▸ **What to work on**:
Report every line from the material that contains the word "this".

▸ **Dataset records**:
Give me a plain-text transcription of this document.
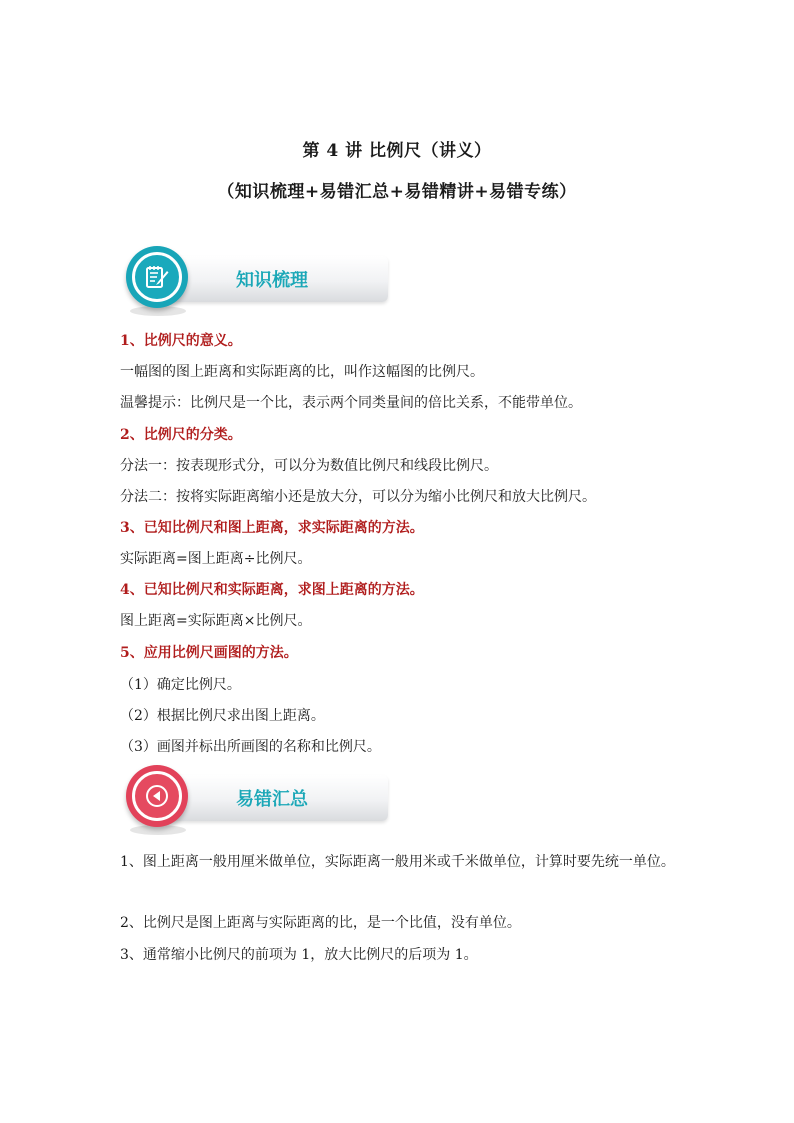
第 4 讲 比例尺（讲义）
（知识梳理+易错汇总+易错精讲+易错专练）
知识梳理
1、比例尺的意义。
一幅图的图上距离和实际距离的比，叫作这幅图的比例尺。
温馨提示：比例尺是一个比，表示两个同类量间的倍比关系，不能带单位。
2、比例尺的分类。
分法一：按表现形式分，可以分为数值比例尺和线段比例尺。
分法二：按将实际距离缩小还是放大分，可以分为缩小比例尺和放大比例尺。
3、已知比例尺和图上距离，求实际距离的方法。
实际距离=图上距离÷比例尺。
4、已知比例尺和实际距离，求图上距离的方法。
图上距离=实际距离×比例尺。
5、应用比例尺画图的方法。
（1）确定比例尺。
（2）根据比例尺求出图上距离。
（3）画图并标出所画图的名称和比例尺。
易错汇总
1、图上距离一般用厘米做单位，实际距离一般用米或千米做单位，计算时要先统一单位。
2、比例尺是图上距离与实际距离的比，是一个比值，没有单位。
3、通常缩小比例尺的前项为 1，放大比例尺的后项为 1。
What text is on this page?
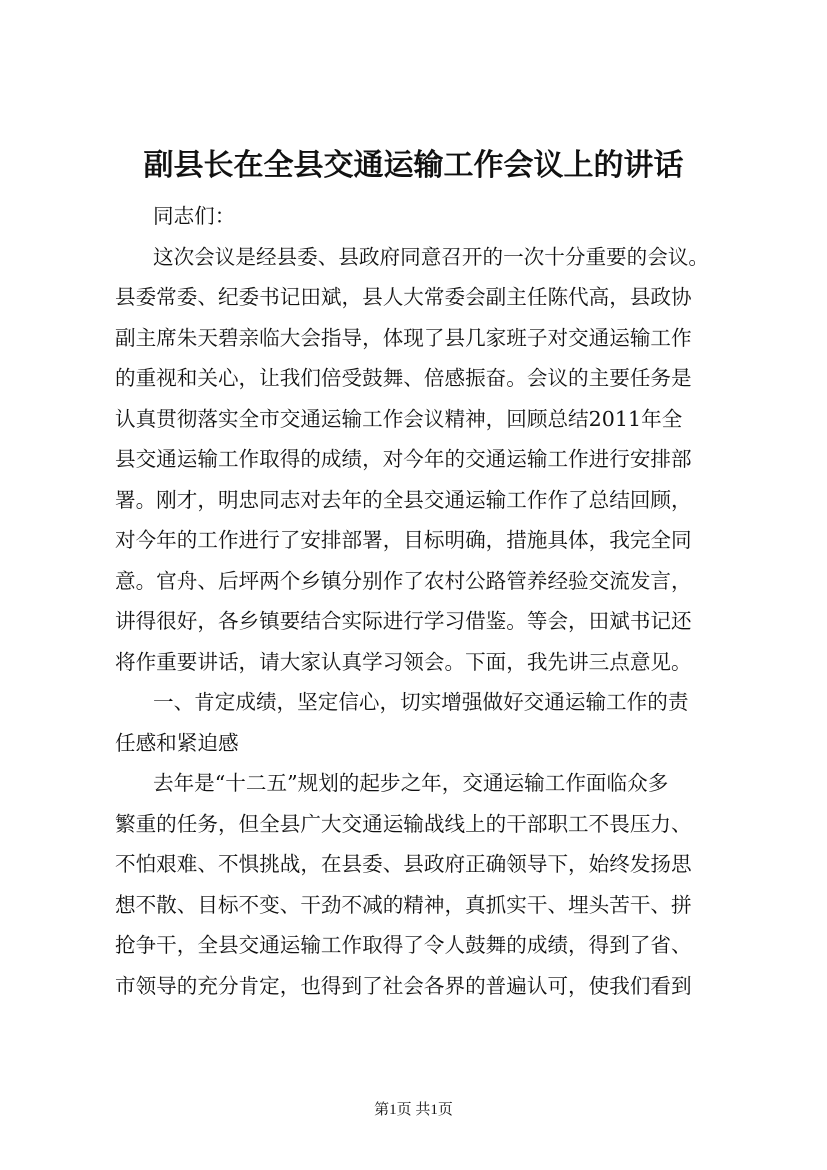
副县长在全县交通运输工作会议上的讲话
同志们：
这次会议是经县委、县政府同意召开的一次十分重要的会议。
县委常委、纪委书记田斌，县人大常委会副主任陈代高，县政协
副主席朱天碧亲临大会指导，体现了县几家班子对交通运输工作
的重视和关心，让我们倍受鼓舞、倍感振奋。会议的主要任务是
认真贯彻落实全市交通运输工作会议精神，回顾总结2011年全
县交通运输工作取得的成绩，对今年的交通运输工作进行安排部
署。刚才，明忠同志对去年的全县交通运输工作作了总结回顾，
对今年的工作进行了安排部署，目标明确，措施具体，我完全同
意。官舟、后坪两个乡镇分别作了农村公路管养经验交流发言，
讲得很好，各乡镇要结合实际进行学习借鉴。等会，田斌书记还
将作重要讲话，请大家认真学习领会。下面，我先讲三点意见。
一、肯定成绩，坚定信心，切实增强做好交通运输工作的责
任感和紧迫感
去年是“十二五”规划的起步之年，交通运输工作面临众多
繁重的任务，但全县广大交通运输战线上的干部职工不畏压力、
不怕艰难、不惧挑战，在县委、县政府正确领导下，始终发扬思
想不散、目标不变、干劲不减的精神，真抓实干、埋头苦干、拼
抢争干，全县交通运输工作取得了令人鼓舞的成绩，得到了省、
市领导的充分肯定，也得到了社会各界的普遍认可，使我们看到
第1页 共1页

▸ **Complete response**:
Give me a plain-text transcription of this document.
What text is on this page?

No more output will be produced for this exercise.